Identify the lines holding "base" and copy them.

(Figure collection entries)

--------------------

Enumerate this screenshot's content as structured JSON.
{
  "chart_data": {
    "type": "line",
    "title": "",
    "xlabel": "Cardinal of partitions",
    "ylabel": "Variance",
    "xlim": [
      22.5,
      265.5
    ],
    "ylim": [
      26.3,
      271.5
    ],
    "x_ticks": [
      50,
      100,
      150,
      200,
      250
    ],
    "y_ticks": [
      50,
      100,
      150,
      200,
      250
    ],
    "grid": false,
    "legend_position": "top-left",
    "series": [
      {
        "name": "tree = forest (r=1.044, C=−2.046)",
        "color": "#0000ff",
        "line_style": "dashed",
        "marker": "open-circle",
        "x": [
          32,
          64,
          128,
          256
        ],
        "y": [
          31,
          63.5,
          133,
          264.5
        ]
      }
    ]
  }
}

--------------------

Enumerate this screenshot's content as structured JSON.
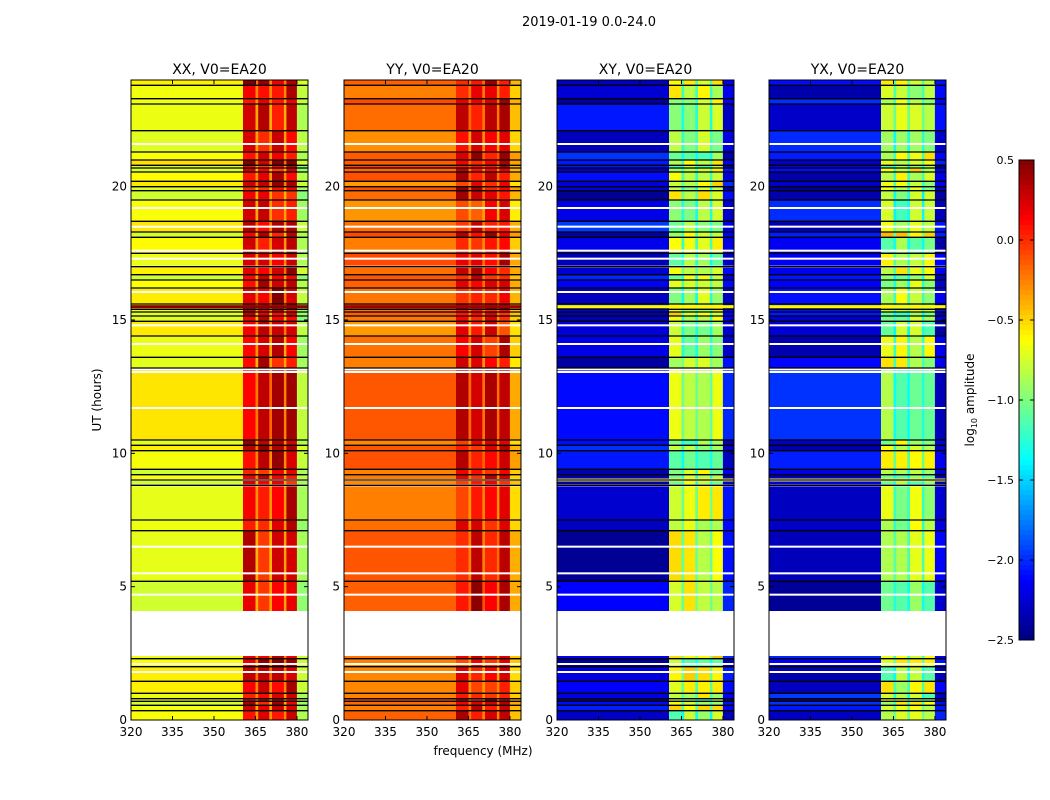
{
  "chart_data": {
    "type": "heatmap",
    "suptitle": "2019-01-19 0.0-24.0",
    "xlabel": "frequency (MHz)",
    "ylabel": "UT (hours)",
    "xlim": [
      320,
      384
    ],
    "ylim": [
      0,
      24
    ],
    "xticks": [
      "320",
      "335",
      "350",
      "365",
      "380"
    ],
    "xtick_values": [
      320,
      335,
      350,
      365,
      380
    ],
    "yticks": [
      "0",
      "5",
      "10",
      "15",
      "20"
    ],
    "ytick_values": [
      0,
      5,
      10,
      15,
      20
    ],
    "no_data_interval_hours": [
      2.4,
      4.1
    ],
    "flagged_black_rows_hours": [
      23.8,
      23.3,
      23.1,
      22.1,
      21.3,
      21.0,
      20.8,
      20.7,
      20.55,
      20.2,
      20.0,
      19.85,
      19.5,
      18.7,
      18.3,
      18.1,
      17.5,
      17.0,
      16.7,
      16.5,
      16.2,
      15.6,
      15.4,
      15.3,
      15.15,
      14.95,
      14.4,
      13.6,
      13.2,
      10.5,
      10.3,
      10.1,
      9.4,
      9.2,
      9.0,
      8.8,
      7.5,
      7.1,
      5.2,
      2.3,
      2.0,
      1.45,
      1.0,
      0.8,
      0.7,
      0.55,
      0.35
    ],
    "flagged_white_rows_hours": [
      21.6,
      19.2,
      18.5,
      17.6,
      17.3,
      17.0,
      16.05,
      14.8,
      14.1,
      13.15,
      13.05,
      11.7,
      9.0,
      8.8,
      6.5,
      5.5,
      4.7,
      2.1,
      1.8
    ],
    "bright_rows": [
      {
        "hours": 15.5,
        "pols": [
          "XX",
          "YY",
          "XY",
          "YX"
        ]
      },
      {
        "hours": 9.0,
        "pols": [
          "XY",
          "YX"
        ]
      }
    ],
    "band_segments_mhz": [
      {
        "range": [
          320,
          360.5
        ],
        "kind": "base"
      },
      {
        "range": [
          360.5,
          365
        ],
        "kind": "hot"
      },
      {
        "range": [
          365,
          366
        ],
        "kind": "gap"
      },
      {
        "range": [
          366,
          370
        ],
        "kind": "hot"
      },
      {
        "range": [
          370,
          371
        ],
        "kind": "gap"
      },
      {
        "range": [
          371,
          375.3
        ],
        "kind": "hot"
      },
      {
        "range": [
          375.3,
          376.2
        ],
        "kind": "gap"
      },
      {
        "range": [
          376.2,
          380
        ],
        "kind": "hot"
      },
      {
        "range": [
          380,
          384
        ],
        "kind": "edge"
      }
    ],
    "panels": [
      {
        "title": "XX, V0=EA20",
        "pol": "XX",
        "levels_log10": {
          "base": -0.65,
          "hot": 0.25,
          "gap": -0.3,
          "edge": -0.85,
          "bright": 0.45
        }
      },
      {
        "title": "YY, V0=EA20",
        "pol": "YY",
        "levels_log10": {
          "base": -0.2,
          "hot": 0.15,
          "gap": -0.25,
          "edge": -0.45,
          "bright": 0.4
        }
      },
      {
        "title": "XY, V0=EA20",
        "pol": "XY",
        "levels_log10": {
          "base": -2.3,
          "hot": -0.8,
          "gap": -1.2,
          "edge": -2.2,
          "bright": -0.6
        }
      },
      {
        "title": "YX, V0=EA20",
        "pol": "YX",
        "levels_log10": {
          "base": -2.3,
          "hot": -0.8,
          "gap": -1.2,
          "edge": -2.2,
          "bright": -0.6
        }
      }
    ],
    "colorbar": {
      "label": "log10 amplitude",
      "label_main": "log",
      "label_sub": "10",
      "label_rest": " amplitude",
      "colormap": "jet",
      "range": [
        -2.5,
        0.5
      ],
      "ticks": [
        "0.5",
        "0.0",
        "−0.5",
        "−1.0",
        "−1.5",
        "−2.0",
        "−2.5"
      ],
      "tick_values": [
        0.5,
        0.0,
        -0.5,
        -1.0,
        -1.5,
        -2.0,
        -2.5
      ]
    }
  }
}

--------------------

**Final result**
        "kind": "base"
          "base": -0.65,
          "base": -0.2,
          "base": -2.3,
          "base": -2.3,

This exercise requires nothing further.